Speaking at a seminar on “Money laundering and Pakistan” organised by the Pakistan Institute for Legislative Development and Transparency here on Friday, they said the Khanani and Kalia episode was not a case of money laundering because sending money abroad was not a crime.
“It is for the government and not service providers operating in the open market to determine that the money required to be transmitted is legal or ill-gotten,” they added.
President of the Research Society for International Law, Ahmer Bilal Soofi, said the law only covered a certain areas of formal sector and banking transactions and there was a great scope for improving it.
He said that regulatory authorities, including the State Bank and Securities and Exchange Commission of Pakistan, should take effective steps to curb hawala and hundi and terror financing.
Mr Soofi said that transactions by ordinary people were not money laundering unless the money transferred was linked to certain category of crimes called predicate offence.
Raheel Rana, an anti-money laundering expert, said that insertion of illegally obtained funds into the financial system was money laundering.
“Money laundering involves transactions intended to disguise the true source of funds and their ultimate disposition, evade income tax and eliminate an audit trail and make it appear as though the funds came through legitimate sources.”
He said that money laundering had a negative effect on the economy, government and social wellbeing. “It distorts business decisions, increases the risk of bank failures, takes control of economic policy away from the government, harms country’s reputation and exposes people to drug-trafficking, smuggling and other criminal activities.”
The seminar was informed that estimated money laundering flows exceeded one trillion dollars every year. According to the International Monetary Fund, the aggregate size of money laundering in the world would be between two and five per cent of the world GDP.

=== RAW DATA ===
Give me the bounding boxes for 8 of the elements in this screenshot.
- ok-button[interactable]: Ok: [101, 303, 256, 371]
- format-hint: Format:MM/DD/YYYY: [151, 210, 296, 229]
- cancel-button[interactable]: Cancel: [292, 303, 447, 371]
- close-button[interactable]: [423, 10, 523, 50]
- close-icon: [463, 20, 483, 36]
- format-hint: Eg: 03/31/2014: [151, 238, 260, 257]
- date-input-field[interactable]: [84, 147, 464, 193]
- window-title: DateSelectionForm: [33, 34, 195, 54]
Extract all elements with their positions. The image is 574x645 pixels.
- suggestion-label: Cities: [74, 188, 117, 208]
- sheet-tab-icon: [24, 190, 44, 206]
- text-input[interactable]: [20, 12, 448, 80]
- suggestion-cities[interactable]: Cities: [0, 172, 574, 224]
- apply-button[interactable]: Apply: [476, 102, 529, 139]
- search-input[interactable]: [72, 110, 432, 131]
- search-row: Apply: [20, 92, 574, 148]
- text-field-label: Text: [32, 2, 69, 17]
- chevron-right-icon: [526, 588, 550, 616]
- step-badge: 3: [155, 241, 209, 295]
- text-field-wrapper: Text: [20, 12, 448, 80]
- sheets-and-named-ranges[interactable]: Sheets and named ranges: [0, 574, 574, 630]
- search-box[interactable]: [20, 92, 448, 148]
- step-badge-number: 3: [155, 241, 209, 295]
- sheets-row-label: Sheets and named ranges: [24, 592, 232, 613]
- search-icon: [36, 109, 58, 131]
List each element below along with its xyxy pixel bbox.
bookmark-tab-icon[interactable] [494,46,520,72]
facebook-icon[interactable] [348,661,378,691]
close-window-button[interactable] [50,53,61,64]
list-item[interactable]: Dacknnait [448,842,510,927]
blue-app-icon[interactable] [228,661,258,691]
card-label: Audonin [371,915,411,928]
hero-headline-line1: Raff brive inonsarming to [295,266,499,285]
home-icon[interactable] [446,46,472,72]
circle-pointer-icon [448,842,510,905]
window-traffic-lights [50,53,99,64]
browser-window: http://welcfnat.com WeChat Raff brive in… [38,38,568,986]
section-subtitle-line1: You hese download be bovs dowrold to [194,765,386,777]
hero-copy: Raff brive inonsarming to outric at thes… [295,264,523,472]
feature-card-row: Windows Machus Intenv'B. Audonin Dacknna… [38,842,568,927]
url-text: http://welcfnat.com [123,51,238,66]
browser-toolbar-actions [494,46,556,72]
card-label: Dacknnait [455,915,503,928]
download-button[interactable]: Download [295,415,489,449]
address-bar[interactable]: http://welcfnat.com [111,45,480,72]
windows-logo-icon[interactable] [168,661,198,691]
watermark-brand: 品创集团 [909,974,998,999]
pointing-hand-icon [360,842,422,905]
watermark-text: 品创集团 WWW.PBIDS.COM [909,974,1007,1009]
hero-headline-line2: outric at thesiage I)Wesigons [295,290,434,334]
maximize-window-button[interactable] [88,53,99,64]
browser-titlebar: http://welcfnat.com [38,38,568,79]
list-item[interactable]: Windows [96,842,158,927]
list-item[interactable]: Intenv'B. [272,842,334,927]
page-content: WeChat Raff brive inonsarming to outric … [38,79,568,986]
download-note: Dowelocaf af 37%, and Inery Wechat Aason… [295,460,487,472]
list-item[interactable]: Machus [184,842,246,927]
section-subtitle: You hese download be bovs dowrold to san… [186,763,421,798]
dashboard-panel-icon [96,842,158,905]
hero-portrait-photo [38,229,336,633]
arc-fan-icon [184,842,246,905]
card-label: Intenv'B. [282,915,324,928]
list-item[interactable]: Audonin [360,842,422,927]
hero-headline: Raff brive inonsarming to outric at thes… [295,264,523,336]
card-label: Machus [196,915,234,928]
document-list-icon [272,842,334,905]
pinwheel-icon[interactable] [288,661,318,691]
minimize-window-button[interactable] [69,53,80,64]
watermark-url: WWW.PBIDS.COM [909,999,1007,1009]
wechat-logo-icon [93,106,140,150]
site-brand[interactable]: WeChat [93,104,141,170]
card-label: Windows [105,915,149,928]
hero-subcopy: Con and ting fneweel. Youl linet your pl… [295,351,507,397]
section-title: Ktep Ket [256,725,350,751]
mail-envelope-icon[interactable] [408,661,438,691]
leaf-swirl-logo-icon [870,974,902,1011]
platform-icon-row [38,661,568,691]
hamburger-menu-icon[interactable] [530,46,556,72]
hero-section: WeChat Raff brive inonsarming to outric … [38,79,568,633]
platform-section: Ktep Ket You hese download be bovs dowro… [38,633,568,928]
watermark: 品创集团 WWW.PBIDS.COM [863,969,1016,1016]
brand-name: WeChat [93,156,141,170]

=== GIVEN INSTRUCTION A ===
In the seminar report, who is named as President of the Research Society for International Law?
=== GIVEN INSTRUCTION B ===
Format the records as a numbered list, from the first line of the records up to and including the line that contains "- search-box[interactable]: [20, 92, 448, 148]", leaving out any blank lines.

=== EXERCISE ANSWER A ===
Ahmer Bilal Soofi

=== EXERCISE ANSWER B ===
1. Give me the bounding boxes for 8 of the elements in this screenshot.
2. - ok-button[interactable]: Ok: [101, 303, 256, 371]
3. - format-hint: Format:MM/DD/YYYY: [151, 210, 296, 229]
4. - cancel-button[interactable]: Cancel: [292, 303, 447, 371]
5. - close-button[interactable]: [423, 10, 523, 50]
6. - close-icon: [463, 20, 483, 36]
7. - format-hint: Eg: 03/31/2014: [151, 238, 260, 257]
8. - date-input-field[interactable]: [84, 147, 464, 193]
9. - window-title: DateSelectionForm: [33, 34, 195, 54]
10. Extract all elements with their positions. The image is 574x645 pixels.
11. - suggestion-label: Cities: [74, 188, 117, 208]
12. - sheet-tab-icon: [24, 190, 44, 206]
13. - text-input[interactable]: [20, 12, 448, 80]
14. - suggestion-cities[interactable]: Cities: [0, 172, 574, 224]
15. - apply-button[interactable]: Apply: [476, 102, 529, 139]
16. - search-input[interactable]: [72, 110, 432, 131]
17. - search-row: Apply: [20, 92, 574, 148]
18. - text-field-label: Text: [32, 2, 69, 17]
19. - chevron-right-icon: [526, 588, 550, 616]
20. - step-badge: 3: [155, 241, 209, 295]
21. - text-field-wrapper: Text: [20, 12, 448, 80]
22. - sheets-and-named-ranges[interactable]: Sheets and named ranges: [0, 574, 574, 630]
23. - search-box[interactable]: [20, 92, 448, 148]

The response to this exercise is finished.